ЗАДАНИЯ —
A. Выведите без изменений отрывок из статьи о стихах Юрия Рудиса, начиная со слов «Я намеренно даю» и продолжая вплоть до слов «сойти с ума.».
B. Как по-английски будет это предложение из статьи о стихах Юрия Рудиса: «Небольшая подборка стихов Юрия Рудиса опровергла пошлую истину, что «постмодернизм» элитарен»?

ФРАГМЕНТ ТЕКСТА —
━━━━

Всё, не так разворотливо подключающееся к аллюзиям и реминисценциям, рискует сразу упасть в трясину непонимания. Наверно, в этом виноват инстинкт самосохранения. Мы обороняемся от СОВЕРШЕННО нового. Всякое новое должно быть с сажей старого на боках, ибо считается, что современный мир переогромлен информацией.
Значит, так надо, и это прекрасно, как сама жизнь, которая оберегает себя от распада…
Небольшая подборка стихов Юрия Рудиса опровергла пошлую истину, что «постмодернизм» элитарен. Не зная лично автора, но допуская, что раз лирика — значит максимально точный автопортрет, я представляю Юру человеком совершенно определенного возраста, социального опыта, за баранкой совершенно конкретного э-э… потрепанного отечественного авто. Не потому что про авто есть в стихах, а потому что это ему идет. Как ковбою подходит лошадь. В чем-то, мне кажется, он именно что ковбой — я не про шляпу и джинсы, а про самоотверженное освоение пространств (в данном случае Хулинета) и про чрезвычайный демократизм мироощущения. Это должно было сцепиться, свариться и сплавиться в НАШЕМ человеке, — эта иногда некрасовская страдательная интонация, каэспэшная лихость, веничкоерофеевская грустная насмешливость и — цитатность, цитатность, цитатность, — практически отовсюду:
Из вашего поста пропала запятая,
сейчас вас мордой ткнут, вам будет нечем крыть.
На выгоревший плац слетает пыль златая,
младая жизнь кипит и надо меньше пить.
Сменился караул у гробового входа,
служебный пес уснул в казенном закутке.
Экран еще горит. И с призраком народа
свобода говорит на птичьем языке.
Мир виртуальный и мир реальный воспринимаются в одинаковой смысловой тональности. Вот так, например, дан пейзаж:
И словно ищут виноватых
разгневанные небеса
гудят в сосновых зиккуратах
чухонских духов голоса.
Не отдышаться в перелеске,
назад дороги не найти.
Хранят берестянные фрески
по обе стороны пути
людей забытых мною лица,
еще забытые не все.
И чьи-то тени, словно птицы,
летят по встречной полосе
туда, где обратившись в камень,
их день вчерашний в гости ждет,
и поминальными венками
украшен каждый поворот.
Я намеренно даю длинные цитаты, потому что стихи у Рудиса чаще ДЛИННЫЕ, — это не форма фиксации отдельных впечатлений, а форма их (впечатлений) постоянно текущего проговаривания.
Поэтому так легко ошибиться в «диагнозе»: многие строки поэта толкают под руку своей «простецкостью»:
Все осинничек да ельничек,
как тут не сойти с ума.
Так и вспомнишь, пустив слезу, «то березку, то рябину, куст чего-то над рекой»… Между тем, вторая строка настораживает. Читая это «полупризнание» в любви (как бы в любви) родной природе и «родному краю», понимаешь, что неброские наши красоты воспринимаются лирическим героем стихотворения как приговор своей судьбе, — или, вернее, «ПОЛУПРИГОВОР», потому что самое худшее не сбылось, но и самое лучшее не состоялось, — и это выглядит не только как предварительные итоги, которые пытается подводить любой человек среднего возраста:
Я бы спился обязательно,
да уж видно не сопьюсь.

━━━━

ПЕРЕЧЕНЬ ЗАПИСЕЙ —
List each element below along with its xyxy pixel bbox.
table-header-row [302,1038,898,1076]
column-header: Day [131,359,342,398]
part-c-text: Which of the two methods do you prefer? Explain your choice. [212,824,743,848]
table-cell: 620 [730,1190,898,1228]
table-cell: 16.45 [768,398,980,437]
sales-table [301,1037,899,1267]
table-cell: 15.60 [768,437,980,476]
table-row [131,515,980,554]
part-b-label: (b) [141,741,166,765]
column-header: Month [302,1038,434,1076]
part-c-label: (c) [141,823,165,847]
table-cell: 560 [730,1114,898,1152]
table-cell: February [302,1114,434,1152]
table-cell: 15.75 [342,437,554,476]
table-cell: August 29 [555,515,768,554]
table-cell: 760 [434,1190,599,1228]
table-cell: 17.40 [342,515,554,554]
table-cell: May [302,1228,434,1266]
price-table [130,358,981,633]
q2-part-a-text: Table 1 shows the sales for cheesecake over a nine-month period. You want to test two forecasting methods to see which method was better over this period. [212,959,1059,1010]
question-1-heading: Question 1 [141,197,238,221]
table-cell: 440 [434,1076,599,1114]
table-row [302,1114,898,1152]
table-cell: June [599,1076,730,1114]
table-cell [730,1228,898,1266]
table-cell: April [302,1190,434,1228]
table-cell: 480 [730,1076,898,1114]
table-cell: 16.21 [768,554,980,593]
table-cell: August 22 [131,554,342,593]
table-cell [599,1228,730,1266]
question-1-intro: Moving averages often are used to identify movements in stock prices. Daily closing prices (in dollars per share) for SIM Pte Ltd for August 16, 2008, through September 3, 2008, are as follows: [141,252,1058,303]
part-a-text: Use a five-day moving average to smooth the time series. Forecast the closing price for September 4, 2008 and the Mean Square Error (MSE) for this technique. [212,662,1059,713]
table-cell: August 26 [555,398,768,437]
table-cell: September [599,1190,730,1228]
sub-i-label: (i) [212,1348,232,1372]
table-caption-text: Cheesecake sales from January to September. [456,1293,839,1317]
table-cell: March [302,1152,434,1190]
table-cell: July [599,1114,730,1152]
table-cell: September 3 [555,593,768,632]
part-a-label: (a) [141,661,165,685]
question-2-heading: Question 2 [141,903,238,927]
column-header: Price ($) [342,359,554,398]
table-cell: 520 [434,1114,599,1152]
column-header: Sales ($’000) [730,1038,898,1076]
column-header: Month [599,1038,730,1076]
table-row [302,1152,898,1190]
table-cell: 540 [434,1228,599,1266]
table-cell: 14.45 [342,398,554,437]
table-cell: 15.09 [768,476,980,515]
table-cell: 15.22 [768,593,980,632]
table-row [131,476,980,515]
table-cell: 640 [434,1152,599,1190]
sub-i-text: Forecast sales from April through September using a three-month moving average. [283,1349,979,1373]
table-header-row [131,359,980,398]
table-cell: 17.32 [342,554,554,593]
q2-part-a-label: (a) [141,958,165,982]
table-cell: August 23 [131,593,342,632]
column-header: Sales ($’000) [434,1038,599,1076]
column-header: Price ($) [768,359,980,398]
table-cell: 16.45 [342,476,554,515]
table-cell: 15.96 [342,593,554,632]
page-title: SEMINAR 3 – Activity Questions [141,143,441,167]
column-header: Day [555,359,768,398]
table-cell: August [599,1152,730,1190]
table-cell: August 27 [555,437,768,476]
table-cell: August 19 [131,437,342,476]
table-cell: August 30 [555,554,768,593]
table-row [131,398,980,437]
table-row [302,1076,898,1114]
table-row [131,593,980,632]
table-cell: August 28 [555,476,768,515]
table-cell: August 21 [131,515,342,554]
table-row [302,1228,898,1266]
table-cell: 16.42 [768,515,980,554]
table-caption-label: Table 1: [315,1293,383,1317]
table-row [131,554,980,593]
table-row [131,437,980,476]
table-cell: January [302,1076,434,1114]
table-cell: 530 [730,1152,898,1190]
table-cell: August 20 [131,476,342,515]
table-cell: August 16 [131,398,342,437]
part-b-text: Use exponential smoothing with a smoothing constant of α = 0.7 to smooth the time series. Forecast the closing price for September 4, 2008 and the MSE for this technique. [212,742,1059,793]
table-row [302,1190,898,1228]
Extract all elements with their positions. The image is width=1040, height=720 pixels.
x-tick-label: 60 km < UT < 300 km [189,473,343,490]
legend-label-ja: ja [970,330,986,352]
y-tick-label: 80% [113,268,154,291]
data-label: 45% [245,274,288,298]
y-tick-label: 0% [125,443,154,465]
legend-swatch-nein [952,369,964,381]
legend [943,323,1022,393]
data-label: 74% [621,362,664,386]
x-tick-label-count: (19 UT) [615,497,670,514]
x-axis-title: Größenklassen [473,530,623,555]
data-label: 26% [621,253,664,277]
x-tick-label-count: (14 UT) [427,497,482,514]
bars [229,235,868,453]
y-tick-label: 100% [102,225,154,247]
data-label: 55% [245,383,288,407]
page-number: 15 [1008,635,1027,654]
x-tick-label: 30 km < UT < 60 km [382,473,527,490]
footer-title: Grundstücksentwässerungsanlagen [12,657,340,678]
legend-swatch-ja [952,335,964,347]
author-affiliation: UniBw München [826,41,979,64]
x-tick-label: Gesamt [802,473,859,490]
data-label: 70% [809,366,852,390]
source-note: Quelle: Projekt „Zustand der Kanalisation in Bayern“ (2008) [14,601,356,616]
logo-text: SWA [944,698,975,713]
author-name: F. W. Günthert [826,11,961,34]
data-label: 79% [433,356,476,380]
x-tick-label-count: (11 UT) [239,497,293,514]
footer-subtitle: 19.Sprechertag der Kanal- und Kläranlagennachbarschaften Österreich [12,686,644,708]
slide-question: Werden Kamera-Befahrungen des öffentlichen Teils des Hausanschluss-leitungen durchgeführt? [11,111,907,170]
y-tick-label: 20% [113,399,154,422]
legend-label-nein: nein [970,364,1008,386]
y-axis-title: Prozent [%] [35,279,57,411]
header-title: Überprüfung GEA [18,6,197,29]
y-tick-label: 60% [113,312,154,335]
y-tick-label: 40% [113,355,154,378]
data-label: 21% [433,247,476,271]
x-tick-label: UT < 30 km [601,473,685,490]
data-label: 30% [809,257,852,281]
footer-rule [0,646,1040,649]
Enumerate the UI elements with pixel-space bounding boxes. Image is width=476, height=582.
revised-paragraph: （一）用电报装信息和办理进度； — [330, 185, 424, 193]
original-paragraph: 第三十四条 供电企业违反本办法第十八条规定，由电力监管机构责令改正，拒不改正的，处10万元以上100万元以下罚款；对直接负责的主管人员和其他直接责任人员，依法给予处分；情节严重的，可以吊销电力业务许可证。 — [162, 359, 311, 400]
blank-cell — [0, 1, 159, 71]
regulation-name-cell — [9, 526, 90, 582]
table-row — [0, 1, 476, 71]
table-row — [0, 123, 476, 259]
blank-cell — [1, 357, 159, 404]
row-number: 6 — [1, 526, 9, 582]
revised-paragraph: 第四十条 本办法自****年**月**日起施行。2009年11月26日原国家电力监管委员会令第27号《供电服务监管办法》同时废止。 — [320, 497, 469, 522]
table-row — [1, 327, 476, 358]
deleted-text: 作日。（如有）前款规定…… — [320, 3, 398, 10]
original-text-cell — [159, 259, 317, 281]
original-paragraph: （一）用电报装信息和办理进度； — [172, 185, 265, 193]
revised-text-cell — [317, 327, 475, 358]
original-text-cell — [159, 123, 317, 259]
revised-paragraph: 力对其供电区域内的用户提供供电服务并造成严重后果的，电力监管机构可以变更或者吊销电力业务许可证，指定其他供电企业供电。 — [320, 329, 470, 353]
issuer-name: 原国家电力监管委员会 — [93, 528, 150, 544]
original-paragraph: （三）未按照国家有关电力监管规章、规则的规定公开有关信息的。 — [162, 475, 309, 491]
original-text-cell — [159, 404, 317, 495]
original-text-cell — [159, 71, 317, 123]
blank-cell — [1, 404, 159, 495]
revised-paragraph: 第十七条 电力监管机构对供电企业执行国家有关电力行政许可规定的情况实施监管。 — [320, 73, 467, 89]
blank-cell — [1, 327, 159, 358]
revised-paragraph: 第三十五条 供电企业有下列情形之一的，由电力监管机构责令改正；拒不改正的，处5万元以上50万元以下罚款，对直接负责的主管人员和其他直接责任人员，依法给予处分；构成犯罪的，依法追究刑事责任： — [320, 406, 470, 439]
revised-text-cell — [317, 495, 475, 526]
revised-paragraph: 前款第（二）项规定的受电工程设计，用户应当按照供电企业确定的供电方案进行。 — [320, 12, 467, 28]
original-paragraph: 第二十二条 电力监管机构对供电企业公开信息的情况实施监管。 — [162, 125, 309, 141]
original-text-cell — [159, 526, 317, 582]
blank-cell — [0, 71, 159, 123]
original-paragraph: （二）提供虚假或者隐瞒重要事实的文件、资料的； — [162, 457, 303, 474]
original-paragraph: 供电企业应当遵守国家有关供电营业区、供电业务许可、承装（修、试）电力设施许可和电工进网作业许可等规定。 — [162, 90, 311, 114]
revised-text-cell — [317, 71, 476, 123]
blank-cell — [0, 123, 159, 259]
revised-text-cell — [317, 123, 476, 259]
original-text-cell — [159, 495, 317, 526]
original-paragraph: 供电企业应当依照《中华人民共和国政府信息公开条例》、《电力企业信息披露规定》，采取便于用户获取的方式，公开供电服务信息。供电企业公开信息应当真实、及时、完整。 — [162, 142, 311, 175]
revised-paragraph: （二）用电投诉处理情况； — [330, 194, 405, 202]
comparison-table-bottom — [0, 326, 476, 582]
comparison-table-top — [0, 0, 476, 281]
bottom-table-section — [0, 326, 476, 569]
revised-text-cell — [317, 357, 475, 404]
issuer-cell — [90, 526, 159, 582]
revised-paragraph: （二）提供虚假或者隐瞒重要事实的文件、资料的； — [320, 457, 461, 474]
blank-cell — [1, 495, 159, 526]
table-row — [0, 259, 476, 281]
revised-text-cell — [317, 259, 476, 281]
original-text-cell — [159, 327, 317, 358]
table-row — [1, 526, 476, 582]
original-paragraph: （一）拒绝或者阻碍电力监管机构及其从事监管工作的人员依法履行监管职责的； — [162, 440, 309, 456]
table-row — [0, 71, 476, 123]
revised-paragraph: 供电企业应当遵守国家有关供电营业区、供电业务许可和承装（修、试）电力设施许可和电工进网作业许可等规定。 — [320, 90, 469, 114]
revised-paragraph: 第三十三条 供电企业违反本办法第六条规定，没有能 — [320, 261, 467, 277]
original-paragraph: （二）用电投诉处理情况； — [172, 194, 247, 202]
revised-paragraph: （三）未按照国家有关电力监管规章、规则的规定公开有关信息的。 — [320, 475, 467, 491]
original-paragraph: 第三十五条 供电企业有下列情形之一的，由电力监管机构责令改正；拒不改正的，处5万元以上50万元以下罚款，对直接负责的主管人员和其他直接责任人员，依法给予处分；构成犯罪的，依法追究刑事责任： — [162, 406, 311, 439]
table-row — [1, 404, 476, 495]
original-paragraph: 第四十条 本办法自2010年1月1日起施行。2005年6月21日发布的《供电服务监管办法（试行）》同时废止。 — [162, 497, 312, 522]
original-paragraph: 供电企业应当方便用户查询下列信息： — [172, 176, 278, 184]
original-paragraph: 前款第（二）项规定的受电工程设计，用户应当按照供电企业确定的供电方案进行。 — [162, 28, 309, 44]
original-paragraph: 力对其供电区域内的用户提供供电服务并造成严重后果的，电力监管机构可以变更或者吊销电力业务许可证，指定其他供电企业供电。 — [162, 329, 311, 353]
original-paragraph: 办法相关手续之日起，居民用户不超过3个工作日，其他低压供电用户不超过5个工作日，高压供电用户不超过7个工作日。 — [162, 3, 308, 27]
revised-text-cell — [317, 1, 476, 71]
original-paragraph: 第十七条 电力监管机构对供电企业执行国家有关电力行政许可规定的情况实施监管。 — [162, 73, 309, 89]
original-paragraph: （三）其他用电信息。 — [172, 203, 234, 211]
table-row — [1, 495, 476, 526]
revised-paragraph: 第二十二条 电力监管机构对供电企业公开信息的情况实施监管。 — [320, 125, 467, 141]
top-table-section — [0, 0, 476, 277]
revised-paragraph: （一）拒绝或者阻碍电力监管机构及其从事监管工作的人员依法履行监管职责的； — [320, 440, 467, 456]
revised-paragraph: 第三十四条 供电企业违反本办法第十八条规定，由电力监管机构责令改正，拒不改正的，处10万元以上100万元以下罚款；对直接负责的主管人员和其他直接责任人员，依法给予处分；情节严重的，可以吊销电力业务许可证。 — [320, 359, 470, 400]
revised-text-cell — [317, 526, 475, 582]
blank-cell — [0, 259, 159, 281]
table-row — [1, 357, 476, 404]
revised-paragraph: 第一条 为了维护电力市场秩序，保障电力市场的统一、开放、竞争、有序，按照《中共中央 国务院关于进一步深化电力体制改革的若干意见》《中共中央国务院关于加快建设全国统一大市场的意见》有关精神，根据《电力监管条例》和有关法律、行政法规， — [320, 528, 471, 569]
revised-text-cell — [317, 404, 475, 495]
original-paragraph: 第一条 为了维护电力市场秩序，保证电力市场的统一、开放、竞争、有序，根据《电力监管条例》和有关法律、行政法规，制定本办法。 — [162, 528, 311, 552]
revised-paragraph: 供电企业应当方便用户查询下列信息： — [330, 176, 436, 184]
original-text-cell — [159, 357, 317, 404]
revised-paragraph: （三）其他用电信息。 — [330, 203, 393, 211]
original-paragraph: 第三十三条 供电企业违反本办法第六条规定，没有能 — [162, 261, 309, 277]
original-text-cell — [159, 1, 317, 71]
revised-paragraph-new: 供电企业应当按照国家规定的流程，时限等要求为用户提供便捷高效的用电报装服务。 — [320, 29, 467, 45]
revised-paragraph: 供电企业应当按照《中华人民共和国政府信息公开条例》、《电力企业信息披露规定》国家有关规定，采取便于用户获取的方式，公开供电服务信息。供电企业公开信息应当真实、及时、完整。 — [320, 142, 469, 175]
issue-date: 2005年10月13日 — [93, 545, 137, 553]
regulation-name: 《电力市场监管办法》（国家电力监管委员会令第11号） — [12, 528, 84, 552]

━━━━

ОТВЕТЫ К ЗАДАНИЯМ —
A.
Я намеренно даю длинные цитаты, потому что стихи у Рудиса чаще ДЛИННЫЕ, — это не форма фиксации отдельных впечатлений, а форма их (впечатлений) постоянно текущего проговаривания.
Поэтому так легко ошибиться в «диагнозе»: многие строки поэта толкают под руку своей «простецкостью»:
Все осинничек да ельничек,
как тут не сойти с ума.

B. A small selection of Yury Rudis's poems refuted the banal truism that "postmodernism" is elitist.